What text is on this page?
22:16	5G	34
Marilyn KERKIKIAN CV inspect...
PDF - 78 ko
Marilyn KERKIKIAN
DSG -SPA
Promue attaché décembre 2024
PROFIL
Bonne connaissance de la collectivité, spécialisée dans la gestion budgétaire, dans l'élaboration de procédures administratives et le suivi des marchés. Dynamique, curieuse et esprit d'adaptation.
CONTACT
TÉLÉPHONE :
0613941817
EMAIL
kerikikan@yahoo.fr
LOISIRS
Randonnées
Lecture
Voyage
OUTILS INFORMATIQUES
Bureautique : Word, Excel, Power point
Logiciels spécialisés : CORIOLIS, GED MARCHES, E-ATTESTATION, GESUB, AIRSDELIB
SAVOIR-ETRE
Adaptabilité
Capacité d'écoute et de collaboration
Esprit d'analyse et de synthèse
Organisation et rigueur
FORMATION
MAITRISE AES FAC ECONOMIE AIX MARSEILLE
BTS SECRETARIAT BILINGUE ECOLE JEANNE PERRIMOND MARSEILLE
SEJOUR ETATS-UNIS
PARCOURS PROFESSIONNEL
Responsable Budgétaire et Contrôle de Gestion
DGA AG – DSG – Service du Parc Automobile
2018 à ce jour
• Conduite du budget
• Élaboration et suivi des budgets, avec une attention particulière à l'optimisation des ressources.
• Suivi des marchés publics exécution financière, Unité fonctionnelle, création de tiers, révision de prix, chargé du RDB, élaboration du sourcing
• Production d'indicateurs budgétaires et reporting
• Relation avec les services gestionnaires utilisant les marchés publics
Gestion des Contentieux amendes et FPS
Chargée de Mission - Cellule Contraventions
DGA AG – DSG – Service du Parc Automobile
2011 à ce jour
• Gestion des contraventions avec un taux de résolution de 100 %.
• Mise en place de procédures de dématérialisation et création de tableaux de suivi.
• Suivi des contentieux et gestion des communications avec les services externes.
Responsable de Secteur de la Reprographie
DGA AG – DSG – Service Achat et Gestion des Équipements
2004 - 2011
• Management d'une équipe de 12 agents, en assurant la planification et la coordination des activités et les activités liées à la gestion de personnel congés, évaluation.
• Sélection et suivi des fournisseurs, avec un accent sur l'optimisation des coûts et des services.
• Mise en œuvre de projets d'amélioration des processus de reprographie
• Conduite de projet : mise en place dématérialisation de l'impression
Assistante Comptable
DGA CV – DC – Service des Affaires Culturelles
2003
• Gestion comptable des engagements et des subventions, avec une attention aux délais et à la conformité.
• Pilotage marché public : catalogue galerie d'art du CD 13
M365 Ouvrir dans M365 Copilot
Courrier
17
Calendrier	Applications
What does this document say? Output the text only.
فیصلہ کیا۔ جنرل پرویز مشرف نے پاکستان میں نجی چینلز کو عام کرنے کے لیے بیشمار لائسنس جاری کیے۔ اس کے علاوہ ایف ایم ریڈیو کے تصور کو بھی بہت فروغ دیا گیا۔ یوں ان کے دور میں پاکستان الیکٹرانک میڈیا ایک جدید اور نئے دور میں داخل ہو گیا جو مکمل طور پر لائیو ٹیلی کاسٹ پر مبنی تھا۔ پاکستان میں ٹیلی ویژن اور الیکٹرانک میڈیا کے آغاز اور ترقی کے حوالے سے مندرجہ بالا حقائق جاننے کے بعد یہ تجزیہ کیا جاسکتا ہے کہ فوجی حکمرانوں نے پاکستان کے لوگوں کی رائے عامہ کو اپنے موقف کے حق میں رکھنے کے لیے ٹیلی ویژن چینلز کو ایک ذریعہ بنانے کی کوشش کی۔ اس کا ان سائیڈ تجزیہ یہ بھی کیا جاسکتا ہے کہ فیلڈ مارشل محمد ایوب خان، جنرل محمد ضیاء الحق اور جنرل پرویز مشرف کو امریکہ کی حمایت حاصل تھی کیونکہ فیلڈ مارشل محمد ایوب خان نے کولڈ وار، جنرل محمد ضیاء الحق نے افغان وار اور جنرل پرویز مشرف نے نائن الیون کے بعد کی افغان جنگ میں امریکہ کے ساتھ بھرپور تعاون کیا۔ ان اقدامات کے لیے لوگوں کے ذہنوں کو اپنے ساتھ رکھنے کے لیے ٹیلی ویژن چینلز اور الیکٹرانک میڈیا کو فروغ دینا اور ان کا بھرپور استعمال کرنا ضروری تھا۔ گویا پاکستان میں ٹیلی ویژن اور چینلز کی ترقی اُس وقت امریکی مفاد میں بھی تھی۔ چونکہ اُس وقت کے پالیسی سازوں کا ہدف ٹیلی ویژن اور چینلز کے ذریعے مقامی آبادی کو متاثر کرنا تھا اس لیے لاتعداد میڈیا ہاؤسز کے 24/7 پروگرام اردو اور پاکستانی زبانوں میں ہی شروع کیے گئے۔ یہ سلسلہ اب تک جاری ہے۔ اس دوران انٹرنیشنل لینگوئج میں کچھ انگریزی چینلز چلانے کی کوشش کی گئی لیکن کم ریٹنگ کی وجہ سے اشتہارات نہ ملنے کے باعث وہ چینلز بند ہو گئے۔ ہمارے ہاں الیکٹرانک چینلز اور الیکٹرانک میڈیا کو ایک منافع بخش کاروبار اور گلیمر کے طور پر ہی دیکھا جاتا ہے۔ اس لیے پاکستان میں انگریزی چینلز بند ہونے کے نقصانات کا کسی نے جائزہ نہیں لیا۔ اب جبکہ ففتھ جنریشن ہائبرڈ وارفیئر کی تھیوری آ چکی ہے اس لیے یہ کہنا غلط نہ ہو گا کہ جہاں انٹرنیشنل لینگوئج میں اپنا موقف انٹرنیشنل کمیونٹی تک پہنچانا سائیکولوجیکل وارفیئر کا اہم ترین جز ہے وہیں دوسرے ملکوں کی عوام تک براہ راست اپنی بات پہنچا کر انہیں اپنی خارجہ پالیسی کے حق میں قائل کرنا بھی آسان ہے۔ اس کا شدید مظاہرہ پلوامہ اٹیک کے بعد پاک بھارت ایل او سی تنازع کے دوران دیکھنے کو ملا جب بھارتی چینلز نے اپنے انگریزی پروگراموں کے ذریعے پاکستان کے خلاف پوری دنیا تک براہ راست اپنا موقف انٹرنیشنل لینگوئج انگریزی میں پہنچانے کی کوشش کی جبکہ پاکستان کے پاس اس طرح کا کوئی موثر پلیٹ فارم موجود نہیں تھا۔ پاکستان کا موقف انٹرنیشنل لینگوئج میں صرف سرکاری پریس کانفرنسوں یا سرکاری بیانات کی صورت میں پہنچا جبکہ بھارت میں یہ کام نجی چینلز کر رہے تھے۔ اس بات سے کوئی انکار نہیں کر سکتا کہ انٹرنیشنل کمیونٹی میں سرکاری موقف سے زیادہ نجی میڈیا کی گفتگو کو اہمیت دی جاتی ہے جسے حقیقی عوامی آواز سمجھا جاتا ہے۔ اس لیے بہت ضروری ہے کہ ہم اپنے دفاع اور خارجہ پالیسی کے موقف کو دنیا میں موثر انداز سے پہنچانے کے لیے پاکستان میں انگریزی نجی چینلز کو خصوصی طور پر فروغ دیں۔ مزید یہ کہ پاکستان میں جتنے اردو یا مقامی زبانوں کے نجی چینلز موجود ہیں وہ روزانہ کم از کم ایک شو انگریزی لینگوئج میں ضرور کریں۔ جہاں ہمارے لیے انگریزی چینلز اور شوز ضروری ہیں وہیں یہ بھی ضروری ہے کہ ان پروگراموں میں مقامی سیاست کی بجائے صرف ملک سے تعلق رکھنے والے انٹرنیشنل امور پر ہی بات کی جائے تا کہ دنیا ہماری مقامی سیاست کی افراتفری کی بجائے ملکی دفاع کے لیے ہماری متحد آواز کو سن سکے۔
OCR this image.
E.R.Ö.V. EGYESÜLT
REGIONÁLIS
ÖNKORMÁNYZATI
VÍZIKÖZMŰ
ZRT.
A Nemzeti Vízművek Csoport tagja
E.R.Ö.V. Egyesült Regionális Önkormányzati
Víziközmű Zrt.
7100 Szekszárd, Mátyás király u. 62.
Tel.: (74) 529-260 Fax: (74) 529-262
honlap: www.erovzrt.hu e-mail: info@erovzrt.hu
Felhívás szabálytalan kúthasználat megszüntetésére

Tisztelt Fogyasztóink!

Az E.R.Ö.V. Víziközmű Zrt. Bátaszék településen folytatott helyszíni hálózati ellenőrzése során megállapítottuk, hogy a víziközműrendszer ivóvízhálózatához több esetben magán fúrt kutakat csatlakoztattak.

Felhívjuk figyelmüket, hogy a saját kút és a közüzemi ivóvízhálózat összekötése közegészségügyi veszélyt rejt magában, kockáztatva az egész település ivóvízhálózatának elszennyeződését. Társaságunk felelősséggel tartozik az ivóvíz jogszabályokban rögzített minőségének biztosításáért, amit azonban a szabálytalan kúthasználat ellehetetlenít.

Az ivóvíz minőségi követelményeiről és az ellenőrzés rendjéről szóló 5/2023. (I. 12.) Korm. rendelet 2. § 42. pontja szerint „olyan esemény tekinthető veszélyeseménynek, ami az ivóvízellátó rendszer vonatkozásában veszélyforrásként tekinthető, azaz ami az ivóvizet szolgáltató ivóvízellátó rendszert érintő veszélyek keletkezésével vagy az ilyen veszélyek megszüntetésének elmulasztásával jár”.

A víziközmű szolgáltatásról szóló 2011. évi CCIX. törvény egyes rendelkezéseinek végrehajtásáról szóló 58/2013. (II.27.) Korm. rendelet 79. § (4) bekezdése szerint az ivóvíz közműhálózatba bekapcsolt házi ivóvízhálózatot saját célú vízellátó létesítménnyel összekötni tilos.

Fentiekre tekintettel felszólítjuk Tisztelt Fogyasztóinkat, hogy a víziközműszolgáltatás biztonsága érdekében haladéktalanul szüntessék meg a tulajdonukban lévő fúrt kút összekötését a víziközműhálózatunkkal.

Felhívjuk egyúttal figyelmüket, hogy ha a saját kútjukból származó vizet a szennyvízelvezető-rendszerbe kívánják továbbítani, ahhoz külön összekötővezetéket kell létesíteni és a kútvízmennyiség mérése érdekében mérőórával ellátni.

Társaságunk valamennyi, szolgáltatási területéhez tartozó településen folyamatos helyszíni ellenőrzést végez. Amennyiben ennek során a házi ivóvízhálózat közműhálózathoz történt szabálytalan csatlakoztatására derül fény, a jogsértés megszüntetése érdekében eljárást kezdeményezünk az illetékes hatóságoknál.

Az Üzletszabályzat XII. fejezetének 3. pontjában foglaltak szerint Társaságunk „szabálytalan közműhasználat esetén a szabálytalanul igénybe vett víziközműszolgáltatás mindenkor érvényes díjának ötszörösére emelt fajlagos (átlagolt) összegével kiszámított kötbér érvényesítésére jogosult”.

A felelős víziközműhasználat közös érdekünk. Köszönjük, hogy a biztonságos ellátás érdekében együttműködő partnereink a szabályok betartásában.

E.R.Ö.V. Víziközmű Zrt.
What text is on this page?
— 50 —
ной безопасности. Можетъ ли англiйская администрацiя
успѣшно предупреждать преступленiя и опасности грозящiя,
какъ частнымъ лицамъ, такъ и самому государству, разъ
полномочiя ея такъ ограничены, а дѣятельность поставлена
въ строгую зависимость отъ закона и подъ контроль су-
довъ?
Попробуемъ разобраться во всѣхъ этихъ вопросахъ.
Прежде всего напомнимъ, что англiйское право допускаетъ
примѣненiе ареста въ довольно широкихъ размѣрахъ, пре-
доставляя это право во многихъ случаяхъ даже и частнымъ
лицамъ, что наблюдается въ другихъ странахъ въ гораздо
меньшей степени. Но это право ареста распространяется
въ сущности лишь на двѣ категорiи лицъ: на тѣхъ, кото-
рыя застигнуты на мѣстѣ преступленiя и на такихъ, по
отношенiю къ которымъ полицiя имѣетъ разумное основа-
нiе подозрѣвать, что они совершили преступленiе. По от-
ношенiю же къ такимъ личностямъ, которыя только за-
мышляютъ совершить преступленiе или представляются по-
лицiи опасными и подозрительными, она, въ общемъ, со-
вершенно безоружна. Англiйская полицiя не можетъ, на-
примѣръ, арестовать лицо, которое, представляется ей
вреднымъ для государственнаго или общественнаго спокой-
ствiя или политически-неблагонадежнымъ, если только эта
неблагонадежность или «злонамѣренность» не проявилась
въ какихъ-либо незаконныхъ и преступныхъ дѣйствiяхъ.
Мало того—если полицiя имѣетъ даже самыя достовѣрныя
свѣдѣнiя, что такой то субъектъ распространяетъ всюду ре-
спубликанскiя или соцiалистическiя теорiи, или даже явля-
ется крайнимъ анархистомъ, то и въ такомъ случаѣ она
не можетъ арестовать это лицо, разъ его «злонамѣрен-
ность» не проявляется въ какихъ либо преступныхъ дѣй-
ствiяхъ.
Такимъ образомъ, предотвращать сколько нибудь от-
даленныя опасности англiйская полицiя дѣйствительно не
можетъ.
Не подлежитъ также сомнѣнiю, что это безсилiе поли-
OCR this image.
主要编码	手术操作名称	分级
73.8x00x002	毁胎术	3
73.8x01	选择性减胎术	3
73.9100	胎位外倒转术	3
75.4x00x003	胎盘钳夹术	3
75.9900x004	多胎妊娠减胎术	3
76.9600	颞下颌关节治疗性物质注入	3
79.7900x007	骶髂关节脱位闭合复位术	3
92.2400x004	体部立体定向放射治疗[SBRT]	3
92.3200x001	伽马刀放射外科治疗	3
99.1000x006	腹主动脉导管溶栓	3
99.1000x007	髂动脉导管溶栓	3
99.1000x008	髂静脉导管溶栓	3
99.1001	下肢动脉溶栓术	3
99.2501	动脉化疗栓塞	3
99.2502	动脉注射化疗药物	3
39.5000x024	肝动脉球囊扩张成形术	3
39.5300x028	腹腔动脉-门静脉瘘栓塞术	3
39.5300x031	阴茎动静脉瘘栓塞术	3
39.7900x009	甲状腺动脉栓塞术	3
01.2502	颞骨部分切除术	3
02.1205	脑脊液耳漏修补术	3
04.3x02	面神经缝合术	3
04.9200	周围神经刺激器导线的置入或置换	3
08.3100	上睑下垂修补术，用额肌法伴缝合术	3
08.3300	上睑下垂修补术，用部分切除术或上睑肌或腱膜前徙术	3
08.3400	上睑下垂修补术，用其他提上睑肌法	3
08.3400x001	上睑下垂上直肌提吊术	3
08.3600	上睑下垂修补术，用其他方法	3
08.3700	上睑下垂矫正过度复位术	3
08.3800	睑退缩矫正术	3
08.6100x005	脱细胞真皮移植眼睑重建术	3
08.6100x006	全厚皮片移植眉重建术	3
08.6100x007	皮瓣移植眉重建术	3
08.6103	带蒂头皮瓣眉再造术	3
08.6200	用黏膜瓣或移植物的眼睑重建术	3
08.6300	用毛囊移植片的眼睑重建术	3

....................

| Work to be completed |
Which lines hold the word "rendelet"? Return all of them from the records above.

| Response to this exercise |
Az ivóvíz minőségi követelményeiről és az ellenőrzés rendjéről szóló 5/2023. (I. 12.) Korm. rendelet 2. § 42. pontja szerint „olyan esemény tekinthető veszélyeseménynek, ami az ivóvízellátó rendszer vonatkozásában veszélyforrásként tekinthető, azaz ami az ivóvizet szolgáltató ivóvízellátó rendszert érintő veszélyek keletkezésével vagy az ilyen veszélyek megszüntetésének elmulasztásával jár”.
A víziközmű szolgáltatásról szóló 2011. évi CCIX. törvény egyes rendelkezéseinek végrehajtásáról szóló 58/2013. (II.27.) Korm. rendelet 79. § (4) bekezdése szerint az ivóvíz közműhálózatba bekapcsolt házi ivóvízhálózatot saját célú vízellátó létesítménnyel összekötni tilos.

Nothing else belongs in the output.